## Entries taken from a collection
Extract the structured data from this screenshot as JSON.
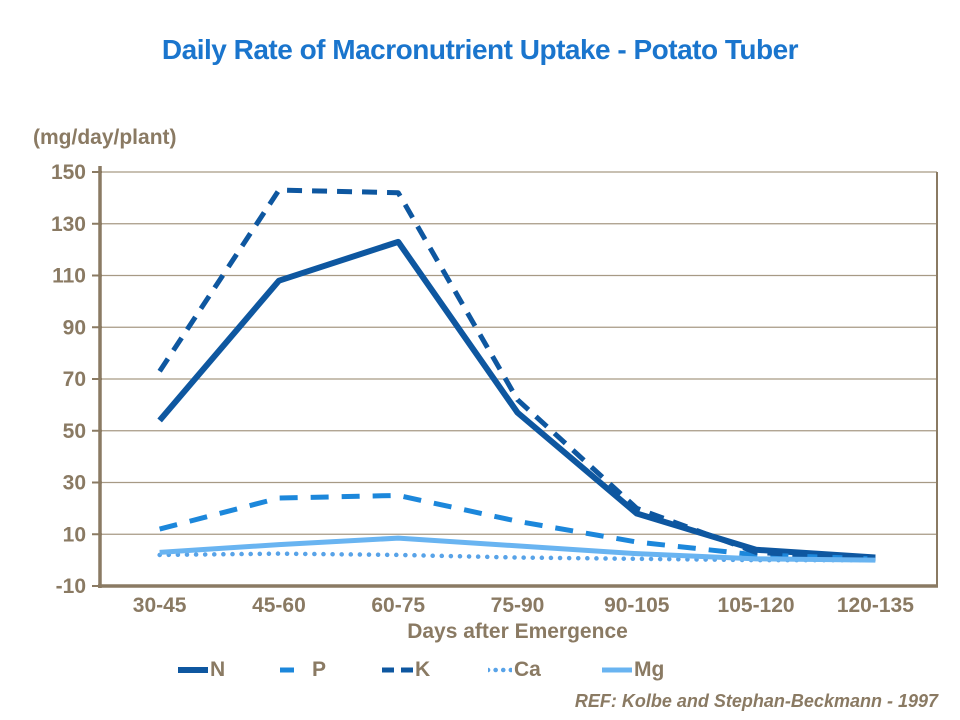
{
  "title": "Daily Rate of Macronutrient Uptake - Potato Tuber",
  "y_axis_unit_label": "(mg/day/plant)",
  "x_axis_label": "Days after Emergence",
  "ref_note": "REF: Kolbe and Stephan-Beckmann - 1997",
  "colors": {
    "title": "#1a75cd",
    "axis_text": "#8a7a63",
    "axis_line": "#8a7a63",
    "gridline": "#a79a85",
    "ref_text": "#8a7a63"
  },
  "chart_data": {
    "type": "line",
    "title": "Daily Rate of Macronutrient Uptake - Potato Tuber",
    "xlabel": "Days after Emergence",
    "ylabel": "(mg/day/plant)",
    "categories": [
      "30-45",
      "45-60",
      "60-75",
      "75-90",
      "90-105",
      "105-120",
      "120-135"
    ],
    "series": [
      {
        "name": "N",
        "color": "#0e57a0",
        "style": "solid",
        "width": 6,
        "dash": null,
        "values": [
          54,
          108,
          123,
          57,
          18,
          4,
          1
        ]
      },
      {
        "name": "P",
        "color": "#1c87db",
        "style": "dashed",
        "width": 5,
        "dash": [
          18,
          13
        ],
        "values": [
          12,
          24,
          25,
          15,
          7,
          2,
          0.5
        ]
      },
      {
        "name": "K",
        "color": "#0e57a0",
        "style": "dashed",
        "width": 5,
        "dash": [
          15,
          10
        ],
        "values": [
          73,
          143,
          142,
          62,
          20,
          3,
          0.5
        ]
      },
      {
        "name": "Ca",
        "color": "#58a3e8",
        "style": "dotted",
        "width": 4.5,
        "dash": [
          0.1,
          9
        ],
        "values": [
          2,
          2.5,
          2,
          1,
          0.5,
          0,
          0
        ]
      },
      {
        "name": "Mg",
        "color": "#69b4f1",
        "style": "solid",
        "width": 5,
        "dash": null,
        "values": [
          3,
          6,
          8.5,
          5.5,
          2.5,
          0.5,
          0
        ]
      }
    ],
    "ylim": [
      -10,
      150
    ],
    "yticks": [
      -10,
      10,
      30,
      50,
      70,
      90,
      110,
      130,
      150
    ],
    "grid": true,
    "legend_position": "bottom"
  }
}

## INSTRUCTIONS TO FOLLOW
Pictures are to be left out; repeat all the remaining data exactly.

## CORRECT ANSWER
Extract the structured data from this screenshot as JSON.
{
  "title": "Daily Rate of Macronutrient Uptake - Potato Tuber",
  "y_axis_unit_label": "(mg/day/plant)",
  "x_axis_label": "Days after Emergence",
  "ref_note": "REF: Kolbe and Stephan-Beckmann - 1997",
  "colors": {
    "title": "#1a75cd",
    "axis_text": "#8a7a63",
    "axis_line": "#8a7a63",
    "gridline": "#a79a85",
    "ref_text": "#8a7a63"
  },
  "chart_data": {
    "type": "line",
    "title": "Daily Rate of Macronutrient Uptake - Potato Tuber",
    "xlabel": "Days after Emergence",
    "ylabel": "(mg/day/plant)",
    "categories": [
      "30-45",
      "45-60",
      "60-75",
      "75-90",
      "90-105",
      "105-120",
      "120-135"
    ],
    "series": [
      {
        "name": "N",
        "color": "#0e57a0",
        "style": "solid",
        "width": 6,
        "dash": null,
        "values": [
          54,
          108,
          123,
          57,
          18,
          4,
          1
        ]
      },
      {
        "name": "P",
        "color": "#1c87db",
        "style": "dashed",
        "width": 5,
        "dash": [
          18,
          13
        ],
        "values": [
          12,
          24,
          25,
          15,
          7,
          2,
          0.5
        ]
      },
      {
        "name": "K",
        "color": "#0e57a0",
        "style": "dashed",
        "width": 5,
        "dash": [
          15,
          10
        ],
        "values": [
          73,
          143,
          142,
          62,
          20,
          3,
          0.5
        ]
      },
      {
        "name": "Ca",
        "color": "#58a3e8",
        "style": "dotted",
        "width": 4.5,
        "dash": [
          0.1,
          9
        ],
        "values": [
          2,
          2.5,
          2,
          1,
          0.5,
          0,
          0
        ]
      },
      {
        "name": "Mg",
        "color": "#69b4f1",
        "style": "solid",
        "width": 5,
        "dash": null,
        "values": [
          3,
          6,
          8.5,
          5.5,
          2.5,
          0.5,
          0
        ]
      }
    ],
    "ylim": [
      -10,
      150
    ],
    "yticks": [
      -10,
      10,
      30,
      50,
      70,
      90,
      110,
      130,
      150
    ],
    "grid": true,
    "legend_position": "bottom"
  }
}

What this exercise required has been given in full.